The records sit below. Return every line in them that holds the word "detected".

[Document structure recognition data]
● ● ●
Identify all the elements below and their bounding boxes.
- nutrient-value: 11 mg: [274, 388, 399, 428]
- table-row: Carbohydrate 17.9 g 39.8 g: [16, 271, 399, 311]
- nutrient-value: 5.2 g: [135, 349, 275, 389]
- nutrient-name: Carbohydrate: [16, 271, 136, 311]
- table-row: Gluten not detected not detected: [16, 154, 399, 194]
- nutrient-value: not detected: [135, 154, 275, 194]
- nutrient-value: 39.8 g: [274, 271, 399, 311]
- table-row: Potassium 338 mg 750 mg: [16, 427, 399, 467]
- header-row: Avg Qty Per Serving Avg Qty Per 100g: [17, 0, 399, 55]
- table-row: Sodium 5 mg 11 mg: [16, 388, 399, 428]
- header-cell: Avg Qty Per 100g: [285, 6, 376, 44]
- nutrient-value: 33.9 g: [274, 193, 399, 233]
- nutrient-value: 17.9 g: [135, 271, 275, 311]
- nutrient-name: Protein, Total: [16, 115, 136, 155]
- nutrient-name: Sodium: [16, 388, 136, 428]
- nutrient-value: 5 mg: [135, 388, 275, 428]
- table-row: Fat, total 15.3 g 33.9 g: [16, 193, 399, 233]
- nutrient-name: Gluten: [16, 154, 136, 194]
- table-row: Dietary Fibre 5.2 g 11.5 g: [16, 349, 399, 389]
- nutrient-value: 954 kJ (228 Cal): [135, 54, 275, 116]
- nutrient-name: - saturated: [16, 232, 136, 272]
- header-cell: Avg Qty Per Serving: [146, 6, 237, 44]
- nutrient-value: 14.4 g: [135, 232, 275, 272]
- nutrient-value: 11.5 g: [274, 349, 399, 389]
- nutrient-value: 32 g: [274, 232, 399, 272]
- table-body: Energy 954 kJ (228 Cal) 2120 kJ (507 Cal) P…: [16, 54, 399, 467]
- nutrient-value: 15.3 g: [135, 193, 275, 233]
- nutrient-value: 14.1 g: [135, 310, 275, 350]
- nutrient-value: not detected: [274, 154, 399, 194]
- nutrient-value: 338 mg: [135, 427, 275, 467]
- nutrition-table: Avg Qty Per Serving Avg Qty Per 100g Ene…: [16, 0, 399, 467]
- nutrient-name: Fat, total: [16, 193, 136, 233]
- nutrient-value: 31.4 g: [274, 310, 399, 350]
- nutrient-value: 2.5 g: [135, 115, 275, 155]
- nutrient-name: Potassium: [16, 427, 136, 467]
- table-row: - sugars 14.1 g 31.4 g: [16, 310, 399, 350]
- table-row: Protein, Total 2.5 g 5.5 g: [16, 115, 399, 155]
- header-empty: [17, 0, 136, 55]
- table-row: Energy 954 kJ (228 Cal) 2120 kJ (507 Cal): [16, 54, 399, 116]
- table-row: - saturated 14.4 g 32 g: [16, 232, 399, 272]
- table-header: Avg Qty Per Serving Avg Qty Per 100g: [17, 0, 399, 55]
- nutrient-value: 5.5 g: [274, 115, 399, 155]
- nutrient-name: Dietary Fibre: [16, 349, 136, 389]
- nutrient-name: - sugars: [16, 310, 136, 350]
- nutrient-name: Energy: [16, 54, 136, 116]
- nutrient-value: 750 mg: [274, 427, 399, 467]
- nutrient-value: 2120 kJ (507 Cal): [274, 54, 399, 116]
● ● ●
# [RESULT]
- table-row: Gluten not detected not detected: [16, 154, 399, 194]
- nutrient-value: not detected: [135, 154, 275, 194]
- nutrient-value: not detected: [274, 154, 399, 194]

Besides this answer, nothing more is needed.